§ **Description of the task**: Return only the number of lines in the entries below that hold the word "background".

§ **Records provided**:

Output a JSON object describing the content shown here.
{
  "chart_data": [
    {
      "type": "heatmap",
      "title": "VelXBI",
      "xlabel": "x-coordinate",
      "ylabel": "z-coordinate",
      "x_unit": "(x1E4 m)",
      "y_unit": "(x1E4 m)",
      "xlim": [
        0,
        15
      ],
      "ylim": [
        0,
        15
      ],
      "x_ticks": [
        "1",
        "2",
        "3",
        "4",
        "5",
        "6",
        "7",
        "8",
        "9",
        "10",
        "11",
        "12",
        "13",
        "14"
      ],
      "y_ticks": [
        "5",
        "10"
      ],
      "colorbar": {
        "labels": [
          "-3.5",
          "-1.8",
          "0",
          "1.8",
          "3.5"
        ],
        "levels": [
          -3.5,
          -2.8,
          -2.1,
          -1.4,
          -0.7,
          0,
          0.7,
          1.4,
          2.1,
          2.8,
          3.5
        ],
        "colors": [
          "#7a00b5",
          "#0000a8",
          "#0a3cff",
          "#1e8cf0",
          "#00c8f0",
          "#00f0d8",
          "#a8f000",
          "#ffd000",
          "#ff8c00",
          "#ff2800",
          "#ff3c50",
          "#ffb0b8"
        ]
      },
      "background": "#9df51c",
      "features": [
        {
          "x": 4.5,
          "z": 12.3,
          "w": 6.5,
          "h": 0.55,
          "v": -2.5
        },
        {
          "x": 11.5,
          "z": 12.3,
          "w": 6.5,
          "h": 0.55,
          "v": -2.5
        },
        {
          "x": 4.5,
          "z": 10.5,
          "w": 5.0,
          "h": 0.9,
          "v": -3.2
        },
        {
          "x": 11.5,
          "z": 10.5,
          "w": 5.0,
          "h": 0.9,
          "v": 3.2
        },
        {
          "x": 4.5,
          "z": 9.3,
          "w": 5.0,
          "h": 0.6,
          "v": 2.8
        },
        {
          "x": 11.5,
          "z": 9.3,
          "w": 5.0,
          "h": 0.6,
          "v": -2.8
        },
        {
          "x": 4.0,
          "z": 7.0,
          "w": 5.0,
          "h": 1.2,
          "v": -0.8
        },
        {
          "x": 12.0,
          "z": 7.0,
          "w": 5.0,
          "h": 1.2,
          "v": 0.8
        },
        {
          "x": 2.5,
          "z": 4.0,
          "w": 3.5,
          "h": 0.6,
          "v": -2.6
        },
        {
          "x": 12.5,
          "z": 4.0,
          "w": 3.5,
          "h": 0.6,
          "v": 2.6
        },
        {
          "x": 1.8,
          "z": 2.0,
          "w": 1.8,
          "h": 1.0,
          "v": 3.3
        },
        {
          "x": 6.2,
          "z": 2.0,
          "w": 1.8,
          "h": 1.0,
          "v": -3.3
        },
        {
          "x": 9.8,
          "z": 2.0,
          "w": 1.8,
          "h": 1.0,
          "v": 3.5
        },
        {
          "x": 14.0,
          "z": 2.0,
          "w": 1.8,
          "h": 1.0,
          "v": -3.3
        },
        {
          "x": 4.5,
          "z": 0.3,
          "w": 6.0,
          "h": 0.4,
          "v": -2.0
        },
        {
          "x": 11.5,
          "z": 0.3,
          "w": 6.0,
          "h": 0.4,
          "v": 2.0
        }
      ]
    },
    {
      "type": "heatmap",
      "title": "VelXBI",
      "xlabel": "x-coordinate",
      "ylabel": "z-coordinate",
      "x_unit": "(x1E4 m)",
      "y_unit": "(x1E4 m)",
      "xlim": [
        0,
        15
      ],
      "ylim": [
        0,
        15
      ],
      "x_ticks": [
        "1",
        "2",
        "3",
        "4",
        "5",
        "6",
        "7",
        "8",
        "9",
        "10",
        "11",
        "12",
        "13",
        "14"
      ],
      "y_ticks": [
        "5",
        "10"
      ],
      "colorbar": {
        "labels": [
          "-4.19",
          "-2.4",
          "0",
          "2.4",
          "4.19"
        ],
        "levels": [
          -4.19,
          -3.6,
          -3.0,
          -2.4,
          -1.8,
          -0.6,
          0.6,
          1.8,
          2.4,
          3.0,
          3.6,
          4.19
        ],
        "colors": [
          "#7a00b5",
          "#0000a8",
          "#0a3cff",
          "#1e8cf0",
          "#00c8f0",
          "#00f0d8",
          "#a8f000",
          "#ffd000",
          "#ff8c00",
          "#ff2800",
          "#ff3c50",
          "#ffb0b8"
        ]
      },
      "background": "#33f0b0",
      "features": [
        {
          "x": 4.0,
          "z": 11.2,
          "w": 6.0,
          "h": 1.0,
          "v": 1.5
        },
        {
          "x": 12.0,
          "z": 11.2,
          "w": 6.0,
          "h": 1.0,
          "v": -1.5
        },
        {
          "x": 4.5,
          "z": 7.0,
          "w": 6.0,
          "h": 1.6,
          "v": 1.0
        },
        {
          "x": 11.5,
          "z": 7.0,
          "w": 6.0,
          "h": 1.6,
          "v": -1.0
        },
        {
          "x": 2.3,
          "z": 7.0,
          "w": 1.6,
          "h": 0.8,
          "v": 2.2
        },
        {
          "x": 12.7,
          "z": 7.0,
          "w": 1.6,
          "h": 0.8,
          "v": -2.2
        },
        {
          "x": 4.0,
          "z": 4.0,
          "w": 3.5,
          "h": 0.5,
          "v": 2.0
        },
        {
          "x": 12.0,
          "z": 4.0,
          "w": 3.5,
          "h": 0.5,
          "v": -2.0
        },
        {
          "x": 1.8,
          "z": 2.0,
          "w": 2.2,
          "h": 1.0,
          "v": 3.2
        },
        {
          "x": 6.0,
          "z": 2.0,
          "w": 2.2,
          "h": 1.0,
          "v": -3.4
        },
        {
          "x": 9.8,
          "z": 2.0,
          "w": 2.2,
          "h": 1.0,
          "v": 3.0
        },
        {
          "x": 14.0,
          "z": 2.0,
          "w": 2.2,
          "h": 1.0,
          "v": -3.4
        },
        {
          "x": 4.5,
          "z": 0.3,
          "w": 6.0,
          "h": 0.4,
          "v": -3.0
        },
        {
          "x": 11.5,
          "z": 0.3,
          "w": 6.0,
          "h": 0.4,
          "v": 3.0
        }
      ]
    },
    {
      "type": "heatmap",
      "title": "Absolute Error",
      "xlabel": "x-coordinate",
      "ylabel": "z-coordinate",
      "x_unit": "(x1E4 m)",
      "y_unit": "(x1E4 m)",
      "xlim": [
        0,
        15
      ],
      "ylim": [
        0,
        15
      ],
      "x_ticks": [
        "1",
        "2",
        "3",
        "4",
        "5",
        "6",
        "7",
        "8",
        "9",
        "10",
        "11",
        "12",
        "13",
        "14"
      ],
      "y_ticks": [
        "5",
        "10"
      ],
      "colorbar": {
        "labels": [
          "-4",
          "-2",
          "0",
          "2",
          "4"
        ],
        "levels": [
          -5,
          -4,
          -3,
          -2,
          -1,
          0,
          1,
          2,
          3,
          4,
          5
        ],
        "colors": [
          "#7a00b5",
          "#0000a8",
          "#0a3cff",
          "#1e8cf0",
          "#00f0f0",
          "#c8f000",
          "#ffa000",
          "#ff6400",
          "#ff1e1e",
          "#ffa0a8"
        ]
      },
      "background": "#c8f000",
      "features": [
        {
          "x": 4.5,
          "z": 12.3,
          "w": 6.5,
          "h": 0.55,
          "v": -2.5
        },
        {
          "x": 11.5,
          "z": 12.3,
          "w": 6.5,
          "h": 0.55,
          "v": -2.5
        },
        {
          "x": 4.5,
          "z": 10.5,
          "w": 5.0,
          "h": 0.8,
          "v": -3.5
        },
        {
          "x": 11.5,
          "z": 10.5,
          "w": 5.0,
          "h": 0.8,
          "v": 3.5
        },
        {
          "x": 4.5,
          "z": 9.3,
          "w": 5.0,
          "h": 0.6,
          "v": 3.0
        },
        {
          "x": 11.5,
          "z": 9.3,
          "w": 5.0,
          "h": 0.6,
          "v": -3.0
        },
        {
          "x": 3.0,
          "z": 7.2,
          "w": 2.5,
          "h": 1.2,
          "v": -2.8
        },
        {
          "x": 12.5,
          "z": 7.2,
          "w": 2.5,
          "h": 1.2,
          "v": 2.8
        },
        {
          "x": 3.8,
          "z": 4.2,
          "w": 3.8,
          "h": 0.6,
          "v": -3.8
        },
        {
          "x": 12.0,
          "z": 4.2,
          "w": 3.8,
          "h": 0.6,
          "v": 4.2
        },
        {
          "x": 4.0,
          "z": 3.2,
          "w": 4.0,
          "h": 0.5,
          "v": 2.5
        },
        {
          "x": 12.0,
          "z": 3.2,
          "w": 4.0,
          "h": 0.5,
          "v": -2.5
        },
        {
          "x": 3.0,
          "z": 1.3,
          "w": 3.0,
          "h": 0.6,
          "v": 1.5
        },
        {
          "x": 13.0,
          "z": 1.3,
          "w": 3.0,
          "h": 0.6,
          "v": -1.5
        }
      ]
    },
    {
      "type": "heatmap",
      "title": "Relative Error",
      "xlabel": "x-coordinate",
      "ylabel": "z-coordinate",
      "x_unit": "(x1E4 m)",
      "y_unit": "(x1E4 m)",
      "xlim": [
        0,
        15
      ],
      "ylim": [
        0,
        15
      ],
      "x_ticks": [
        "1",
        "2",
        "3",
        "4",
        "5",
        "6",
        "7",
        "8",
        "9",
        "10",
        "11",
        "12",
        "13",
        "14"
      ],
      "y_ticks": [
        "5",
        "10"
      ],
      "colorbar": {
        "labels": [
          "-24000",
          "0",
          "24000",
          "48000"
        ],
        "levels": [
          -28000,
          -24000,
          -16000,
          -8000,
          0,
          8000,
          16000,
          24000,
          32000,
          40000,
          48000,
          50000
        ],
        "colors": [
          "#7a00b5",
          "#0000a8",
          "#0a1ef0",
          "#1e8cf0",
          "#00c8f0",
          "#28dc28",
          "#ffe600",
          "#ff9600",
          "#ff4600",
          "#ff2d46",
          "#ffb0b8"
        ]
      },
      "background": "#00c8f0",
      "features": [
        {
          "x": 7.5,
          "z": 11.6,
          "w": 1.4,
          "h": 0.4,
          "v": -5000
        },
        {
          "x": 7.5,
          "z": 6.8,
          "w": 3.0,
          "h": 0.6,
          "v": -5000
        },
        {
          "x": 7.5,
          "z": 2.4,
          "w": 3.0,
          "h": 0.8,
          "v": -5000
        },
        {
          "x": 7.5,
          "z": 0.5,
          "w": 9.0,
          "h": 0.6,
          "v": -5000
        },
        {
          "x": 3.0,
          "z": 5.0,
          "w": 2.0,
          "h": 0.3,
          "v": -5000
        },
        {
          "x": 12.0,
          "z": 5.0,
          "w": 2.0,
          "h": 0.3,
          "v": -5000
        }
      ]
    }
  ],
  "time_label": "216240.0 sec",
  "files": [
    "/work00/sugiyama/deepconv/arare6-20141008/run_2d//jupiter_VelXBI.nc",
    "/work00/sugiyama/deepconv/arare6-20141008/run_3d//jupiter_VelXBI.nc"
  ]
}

§ **Answer in full**: 4